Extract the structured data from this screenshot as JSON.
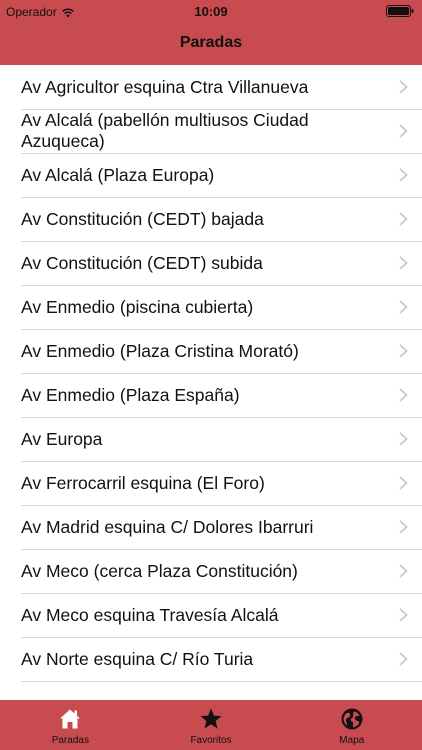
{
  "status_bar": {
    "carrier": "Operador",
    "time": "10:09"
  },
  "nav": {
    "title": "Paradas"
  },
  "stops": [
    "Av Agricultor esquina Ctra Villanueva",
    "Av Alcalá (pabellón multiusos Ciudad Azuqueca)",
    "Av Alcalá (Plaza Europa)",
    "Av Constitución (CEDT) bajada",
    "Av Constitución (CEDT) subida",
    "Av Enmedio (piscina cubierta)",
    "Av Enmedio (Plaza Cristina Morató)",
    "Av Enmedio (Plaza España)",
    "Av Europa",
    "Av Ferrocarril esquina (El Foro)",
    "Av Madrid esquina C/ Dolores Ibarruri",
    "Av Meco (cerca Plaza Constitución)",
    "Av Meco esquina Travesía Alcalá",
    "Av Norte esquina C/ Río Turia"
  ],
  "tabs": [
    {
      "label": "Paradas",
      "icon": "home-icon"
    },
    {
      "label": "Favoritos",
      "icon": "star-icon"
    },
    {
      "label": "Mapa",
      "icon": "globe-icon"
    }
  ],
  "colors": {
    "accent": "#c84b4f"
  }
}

········

Written exercise:
Each line above is to be copied verbatim. Drop any image from the copy.

Solution below:
Extract the structured data from this screenshot as JSON.
{
  "status_bar": {
    "carrier": "Operador",
    "time": "10:09"
  },
  "nav": {
    "title": "Paradas"
  },
  "stops": [
    "Av Agricultor esquina Ctra Villanueva",
    "Av Alcalá (pabellón multiusos Ciudad Azuqueca)",
    "Av Alcalá (Plaza Europa)",
    "Av Constitución (CEDT) bajada",
    "Av Constitución (CEDT) subida",
    "Av Enmedio (piscina cubierta)",
    "Av Enmedio (Plaza Cristina Morató)",
    "Av Enmedio (Plaza España)",
    "Av Europa",
    "Av Ferrocarril esquina (El Foro)",
    "Av Madrid esquina C/ Dolores Ibarruri",
    "Av Meco (cerca Plaza Constitución)",
    "Av Meco esquina Travesía Alcalá",
    "Av Norte esquina C/ Río Turia"
  ],
  "tabs": [
    {
      "label": "Paradas",
      "icon": "home-icon"
    },
    {
      "label": "Favoritos",
      "icon": "star-icon"
    },
    {
      "label": "Mapa",
      "icon": "globe-icon"
    }
  ],
  "colors": {
    "accent": "#c84b4f"
  }
}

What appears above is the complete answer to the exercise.